- EXERCISE AIM: Locate every line in the records below that holds the word "name" and return each one.

>> BEGIN DATA SHOWN

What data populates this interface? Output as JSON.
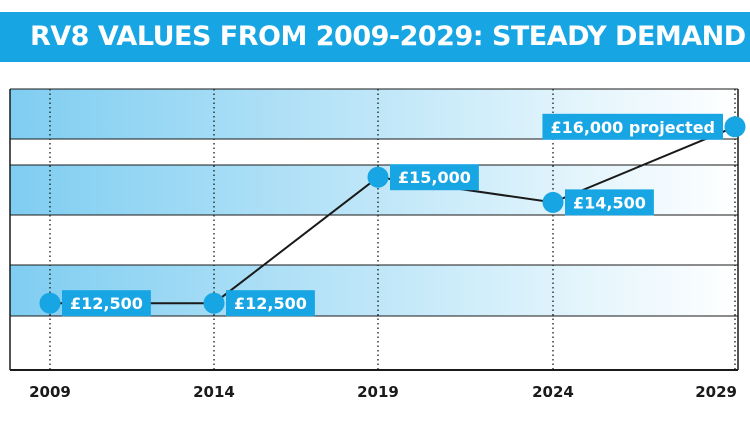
{
  "title": "RV8 VALUES FROM 2009-2029: STEADY DEMAND",
  "colors": {
    "accent": "#17a5e3",
    "band": "#8fd3f2",
    "line": "#1a1a1a",
    "text": "#1a1a1a"
  },
  "chart_data": {
    "type": "line",
    "title": "RV8 VALUES FROM 2009-2029: STEADY DEMAND",
    "xlabel": "",
    "ylabel": "",
    "x": [
      2009,
      2014,
      2019,
      2024,
      2029
    ],
    "series": [
      {
        "values": [
          12500,
          12500,
          15000,
          14500,
          16000
        ],
        "labels": [
          "£12,500",
          "£12,500",
          "£15,000",
          "£14,500",
          "£16,000 projected"
        ]
      }
    ],
    "tick_labels": [
      "2009",
      "2014",
      "2019",
      "2024",
      "2029"
    ],
    "ylim": [
      11750,
      16750
    ],
    "grid": true,
    "shaded_bands": [
      [
        14250,
        15250
      ],
      [
        12250,
        13250
      ],
      [
        15750,
        16750
      ]
    ]
  }
}
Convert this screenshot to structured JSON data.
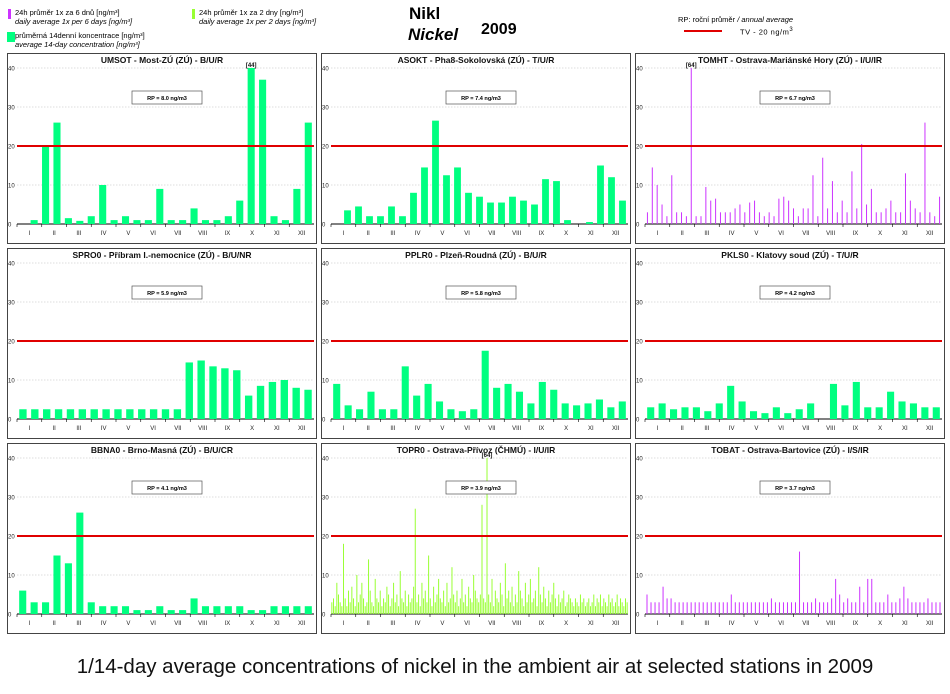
{
  "header": {
    "legend": {
      "item1_line1": "24h průměr 1x za 6 dnů [ng/m³]",
      "item1_line2": "daily average 1x per 6 days [ng/m³]",
      "item1_color": "#cc33ff",
      "item2_line1": "průměrná 14denní koncentrace [ng/m³]",
      "item2_line2": "average 14-day concentration [ng/m³]",
      "item2_color": "#00ff80",
      "item3_line1": "24h průměr 1x za 2 dny [ng/m³]",
      "item3_line2": "daily average 1x per 2 days [ng/m³]",
      "item3_color": "#99ff33"
    },
    "title_cz": "Nikl",
    "title_en": "Nickel",
    "year": "2009",
    "rp_label_cz": "RP: roční průměr",
    "rp_label_en": "/ annual average",
    "tv_label": "TV - 20 ng/m",
    "tv_label_sup": "3",
    "tv_color": "#e00000"
  },
  "caption": "1/14-day average concentrations of nickel in the ambient air at selected stations in 2009",
  "months": [
    "I",
    "II",
    "III",
    "IV",
    "V",
    "VI",
    "VII",
    "VIII",
    "IX",
    "X",
    "XI",
    "XII"
  ],
  "chart_data": [
    {
      "title": "UMSOT - Most-ZÚ (ZÚ) - B/U/R",
      "type": "bar",
      "rp": "RP = 8.0 ng/m3",
      "ylim": [
        0,
        40
      ],
      "yticks": [
        0,
        10,
        20,
        30,
        40
      ],
      "tv": 20,
      "color": "#00ff80",
      "mode": "bar14",
      "values": [
        0,
        1,
        20,
        26,
        1.5,
        0.8,
        2,
        10,
        1,
        2,
        1,
        1,
        9,
        1,
        1,
        4,
        1,
        1,
        2,
        6,
        40,
        37,
        2,
        1,
        9,
        26
      ],
      "annotation": {
        "text": "[44]",
        "index": 20
      }
    },
    {
      "title": "ASOKT - Pha8-Sokolovská (ZÚ) - T/U/R",
      "type": "bar",
      "rp": "RP = 7.4 ng/m3",
      "ylim": [
        0,
        40
      ],
      "yticks": [
        0,
        10,
        20,
        30,
        40
      ],
      "tv": 20,
      "color": "#00ff80",
      "mode": "bar14",
      "values": [
        0,
        3.5,
        4.5,
        2,
        2,
        4.5,
        2,
        8,
        14.5,
        26.5,
        12.5,
        14.5,
        8,
        7,
        5.5,
        5.5,
        7,
        6,
        5,
        11.5,
        11,
        1,
        0,
        0.5,
        15,
        12,
        6
      ]
    },
    {
      "title": "TOMHT - Ostrava-Mariánské Hory (ZÚ) - I/U/IR",
      "type": "bar",
      "rp": "RP = 6.7 ng/m3",
      "ylim": [
        0,
        40
      ],
      "yticks": [
        0,
        10,
        20,
        30,
        40
      ],
      "tv": 20,
      "color": "#cc33ff",
      "mode": "spike",
      "values": [
        3,
        14.5,
        10,
        5,
        2,
        12.5,
        3,
        3,
        2,
        40,
        2,
        2,
        9.5,
        6,
        6.5,
        3,
        3,
        3,
        4,
        5,
        3,
        5.5,
        6,
        3,
        2,
        3,
        2,
        6.5,
        7,
        6,
        4,
        2,
        4,
        4,
        12.5,
        2,
        17,
        4,
        11,
        3,
        6,
        3,
        13.5,
        4,
        20.5,
        5,
        9,
        3,
        3,
        4,
        6,
        3,
        3,
        13,
        6,
        4,
        3,
        26,
        3,
        2,
        7
      ],
      "annotation": {
        "text": "[64]",
        "index": 9
      }
    },
    {
      "title": "SPRO0 - Příbram I.-nemocnice (ZÚ) - B/U/NR",
      "type": "bar",
      "rp": "RP = 5.9 ng/m3",
      "ylim": [
        0,
        40
      ],
      "yticks": [
        0,
        10,
        20,
        30,
        40
      ],
      "tv": 20,
      "color": "#00ff80",
      "mode": "bar14",
      "values": [
        2.5,
        2.5,
        2.5,
        2.5,
        2.5,
        2.5,
        2.5,
        2.5,
        2.5,
        2.5,
        2.5,
        2.5,
        2.5,
        2.5,
        14.5,
        15,
        13.5,
        13,
        12.5,
        6,
        8.5,
        9.5,
        10,
        8,
        7.5
      ]
    },
    {
      "title": "PPLR0 - Plzeň-Roudná (ZÚ) - B/U/R",
      "type": "bar",
      "rp": "RP = 5.8 ng/m3",
      "ylim": [
        0,
        40
      ],
      "yticks": [
        0,
        10,
        20,
        30,
        40
      ],
      "tv": 20,
      "color": "#00ff80",
      "mode": "bar14",
      "values": [
        9,
        3.5,
        2.5,
        7,
        2.5,
        2.5,
        13.5,
        6,
        9,
        4.5,
        2.5,
        2,
        2.5,
        17.5,
        8,
        9,
        7,
        4,
        9.5,
        7.5,
        4,
        3.5,
        4,
        5,
        3,
        4.5
      ]
    },
    {
      "title": "PKLS0 - Klatovy soud (ZÚ) - T/U/R",
      "type": "bar",
      "rp": "RP = 4.2 ng/m3",
      "ylim": [
        0,
        40
      ],
      "yticks": [
        0,
        10,
        20,
        30,
        40
      ],
      "tv": 20,
      "color": "#00ff80",
      "mode": "bar14",
      "values": [
        3,
        4,
        2.5,
        3,
        3,
        2,
        4,
        8.5,
        4.5,
        2,
        1.5,
        3,
        1.5,
        2.5,
        4,
        0,
        9,
        3.5,
        9.5,
        3,
        3,
        7,
        4.5,
        4,
        3,
        3
      ]
    },
    {
      "title": "BBNA0 - Brno-Masná (ZÚ) - B/U/CR",
      "type": "bar",
      "rp": "RP = 4.1 ng/m3",
      "ylim": [
        0,
        40
      ],
      "yticks": [
        0,
        10,
        20,
        30,
        40
      ],
      "tv": 20,
      "color": "#00ff80",
      "mode": "bar14",
      "values": [
        6,
        3,
        3,
        15,
        13,
        26,
        3,
        2,
        2,
        2,
        1,
        1,
        2,
        1,
        1,
        4,
        2,
        2,
        2,
        2,
        1,
        1,
        2,
        2,
        2,
        2
      ]
    },
    {
      "title": "TOPR0 - Ostrava-Přívoz (ČHMÚ) - I/U/IR",
      "type": "bar",
      "rp": "RP = 3.9 ng/m3",
      "ylim": [
        0,
        40
      ],
      "yticks": [
        0,
        10,
        20,
        30,
        40
      ],
      "tv": 20,
      "color": "#99ff33",
      "mode": "spike",
      "values": [
        3,
        4,
        2,
        8,
        5,
        3,
        2,
        18,
        4,
        2,
        6,
        3,
        7,
        4,
        2,
        10,
        3,
        5,
        8,
        4,
        2,
        3,
        14,
        6,
        3,
        2,
        9,
        4,
        3,
        6,
        2,
        4,
        3,
        7,
        5,
        2,
        4,
        8,
        3,
        5,
        2,
        11,
        4,
        3,
        6,
        2,
        5,
        3,
        4,
        7,
        27,
        3,
        5,
        2,
        8,
        4,
        6,
        3,
        15,
        4,
        2,
        7,
        3,
        5,
        9,
        4,
        3,
        6,
        2,
        8,
        3,
        4,
        12,
        5,
        3,
        6,
        2,
        4,
        9,
        3,
        5,
        2,
        7,
        4,
        3,
        10,
        6,
        4,
        3,
        5,
        28,
        4,
        3,
        40,
        5,
        3,
        9,
        2,
        6,
        4,
        3,
        8,
        5,
        2,
        13,
        4,
        6,
        3,
        7,
        2,
        5,
        3,
        11,
        6,
        4,
        2,
        8,
        3,
        5,
        9,
        3,
        4,
        6,
        2,
        12,
        5,
        3,
        7,
        4,
        2,
        6,
        3,
        5,
        8,
        4,
        2,
        5,
        3,
        4,
        6,
        2,
        3,
        5,
        4,
        3,
        2,
        4,
        3,
        2,
        5,
        3,
        4,
        2,
        3,
        4,
        2,
        3,
        5,
        2,
        4,
        3,
        5,
        2,
        4,
        3,
        2,
        5,
        3,
        4,
        2,
        3,
        5,
        2,
        4,
        3,
        2,
        4,
        3
      ],
      "annotation": {
        "text": "[64]",
        "index": 93
      }
    },
    {
      "title": "TOBAT - Ostrava-Bartovice (ZÚ) - I/S/IR",
      "type": "bar",
      "rp": "RP = 3.7 ng/m3",
      "ylim": [
        0,
        40
      ],
      "yticks": [
        0,
        10,
        20,
        30,
        40
      ],
      "tv": 20,
      "color": "#cc33ff",
      "mode": "spike",
      "values": [
        5,
        3,
        3,
        3,
        7,
        4,
        4,
        3,
        3,
        3,
        3,
        3,
        3,
        3,
        3,
        3,
        3,
        3,
        3,
        3,
        3,
        5,
        3,
        3,
        3,
        3,
        3,
        3,
        3,
        3,
        3,
        4,
        3,
        3,
        3,
        3,
        3,
        3,
        16,
        3,
        3,
        3,
        4,
        3,
        3,
        3,
        4,
        9,
        5,
        3,
        4,
        3,
        3,
        7,
        3,
        9,
        9,
        3,
        3,
        3,
        5,
        3,
        3,
        4,
        7,
        4,
        3,
        3,
        3,
        3,
        4,
        3,
        3,
        3
      ]
    }
  ]
}
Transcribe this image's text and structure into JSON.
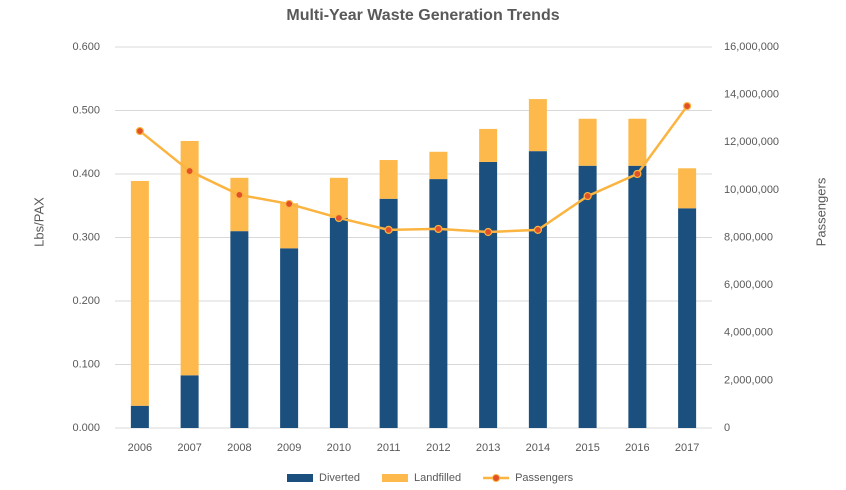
{
  "chart_data": {
    "type": "bar",
    "stacked": true,
    "title": "Multi-Year Waste Generation Trends",
    "y_label": "Lbs/PAX",
    "y2_label": "Passengers",
    "categories": [
      "2006",
      "2007",
      "2008",
      "2009",
      "2010",
      "2011",
      "2012",
      "2013",
      "2014",
      "2015",
      "2016",
      "2017"
    ],
    "series": [
      {
        "name": "Diverted",
        "type": "bar",
        "color": "#1b4f7d",
        "values": [
          0.035,
          0.083,
          0.31,
          0.283,
          0.331,
          0.361,
          0.392,
          0.419,
          0.436,
          0.413,
          0.413,
          0.346
        ]
      },
      {
        "name": "Landfilled",
        "type": "bar",
        "color": "#fdb94b",
        "values": [
          0.354,
          0.369,
          0.084,
          0.071,
          0.063,
          0.061,
          0.043,
          0.052,
          0.082,
          0.074,
          0.074,
          0.063
        ]
      },
      {
        "name": "Passengers",
        "type": "line",
        "axis": "y2",
        "color": "#fbb440",
        "marker_color": "#e2502a",
        "values": [
          12470000,
          10790000,
          9790000,
          9410000,
          8820000,
          8320000,
          8360000,
          8230000,
          8320000,
          9740000,
          10670000,
          13520000
        ]
      }
    ],
    "ylim": [
      0,
      0.6
    ],
    "yticks": [
      {
        "value": 0,
        "label": "0.000"
      },
      {
        "value": 0.1,
        "label": "0.100"
      },
      {
        "value": 0.2,
        "label": "0.200"
      },
      {
        "value": 0.3,
        "label": "0.300"
      },
      {
        "value": 0.4,
        "label": "0.400"
      },
      {
        "value": 0.5,
        "label": "0.500"
      },
      {
        "value": 0.6,
        "label": "0.600"
      }
    ],
    "y2lim": [
      0,
      16000000
    ],
    "y2ticks": [
      0,
      {
        "value": 2000000,
        "label": "2,000,000"
      },
      {
        "value": 4000000,
        "label": "4,000,000"
      },
      {
        "value": 6000000,
        "label": "6,000,000"
      },
      {
        "value": 8000000,
        "label": "8,000,000"
      },
      {
        "value": 10000000,
        "label": "10,000,000"
      },
      {
        "value": 12000000,
        "label": "12,000,000"
      },
      {
        "value": 14000000,
        "label": "14,000,000"
      },
      {
        "value": 16000000,
        "label": "16,000,000"
      }
    ],
    "grid": true,
    "legend": "bottom"
  }
}
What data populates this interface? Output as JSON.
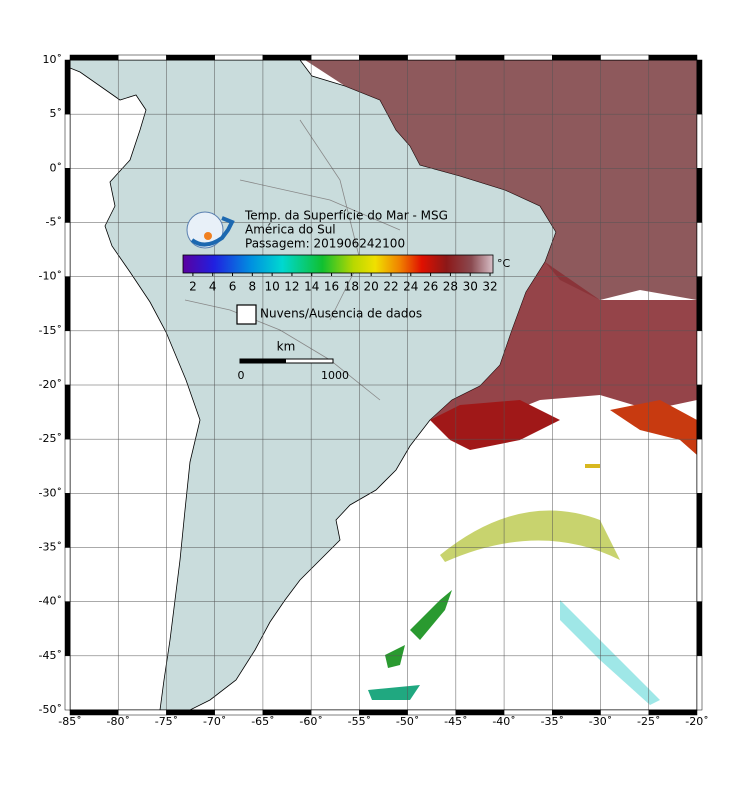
{
  "map": {
    "title_lines": [
      "Temp. da Superfície do Mar - MSG",
      "América do Sul",
      "Passagem: 201906242100"
    ],
    "lon_lim": [
      -85,
      -20
    ],
    "lat_lim": [
      -50,
      10
    ],
    "lon_ticks": [
      {
        "value": -85,
        "label": "-85˚"
      },
      {
        "value": -80,
        "label": "-80˚"
      },
      {
        "value": -75,
        "label": "-75˚"
      },
      {
        "value": -70,
        "label": "-70˚"
      },
      {
        "value": -65,
        "label": "-65˚"
      },
      {
        "value": -60,
        "label": "-60˚"
      },
      {
        "value": -55,
        "label": "-55˚"
      },
      {
        "value": -50,
        "label": "-50˚"
      },
      {
        "value": -45,
        "label": "-45˚"
      },
      {
        "value": -40,
        "label": "-40˚"
      },
      {
        "value": -35,
        "label": "-35˚"
      },
      {
        "value": -30,
        "label": "-30˚"
      },
      {
        "value": -25,
        "label": "-25˚"
      },
      {
        "value": -20,
        "label": "-20˚"
      }
    ],
    "lat_ticks": [
      {
        "value": 10,
        "label": "10˚"
      },
      {
        "value": 5,
        "label": "5˚"
      },
      {
        "value": 0,
        "label": "0˚"
      },
      {
        "value": -5,
        "label": "-5˚"
      },
      {
        "value": -10,
        "label": "-10˚"
      },
      {
        "value": -15,
        "label": "-15˚"
      },
      {
        "value": -20,
        "label": "-20˚"
      },
      {
        "value": -25,
        "label": "-25˚"
      },
      {
        "value": -30,
        "label": "-30˚"
      },
      {
        "value": -35,
        "label": "-35˚"
      },
      {
        "value": -40,
        "label": "-40˚"
      },
      {
        "value": -45,
        "label": "-45˚"
      },
      {
        "value": -50,
        "label": "-50˚"
      }
    ],
    "colorbar": {
      "lim": [
        1,
        32.3
      ],
      "ticks": [
        2,
        4,
        6,
        8,
        10,
        12,
        14,
        16,
        18,
        20,
        22,
        24,
        26,
        28,
        30,
        32
      ],
      "unit": "°C"
    },
    "legend": "Nuvens/Ausencia de dados",
    "scale_bar": {
      "unit": "km",
      "labels": [
        "0",
        "1000"
      ]
    }
  }
}
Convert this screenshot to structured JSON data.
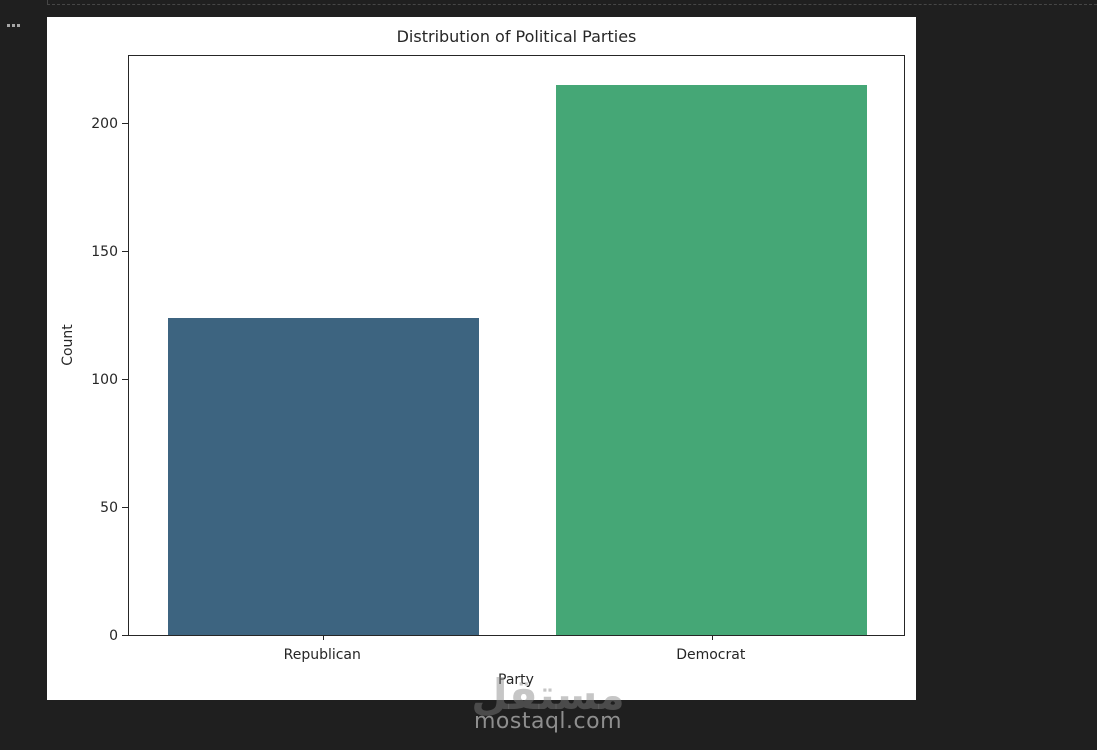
{
  "theme": {
    "canvas_background": "#1f1f1f",
    "figure_background": "#ffffff",
    "divider_color": "#464646",
    "text_color": "#262626"
  },
  "cell": {
    "options_icon": "ellipsis-icon"
  },
  "chart_data": {
    "type": "bar",
    "title": "Distribution of Political Parties",
    "xlabel": "Party",
    "ylabel": "Count",
    "categories": [
      "Republican",
      "Democrat"
    ],
    "values": [
      124,
      215
    ],
    "colors": [
      "#3d6480",
      "#45a776"
    ],
    "yticks": [
      0,
      50,
      100,
      150,
      200
    ],
    "ylim": [
      0,
      227
    ],
    "bar_width_ratio": 0.8,
    "grid": false,
    "legend": "none"
  },
  "watermark": {
    "logo_text": "مستقل",
    "site_text": "mostaql.com"
  }
}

>> END DATA SHOWN

- THE ANSWER:
        "name": "Diverted",
        "name": "Landfilled",
        "name": "Passengers",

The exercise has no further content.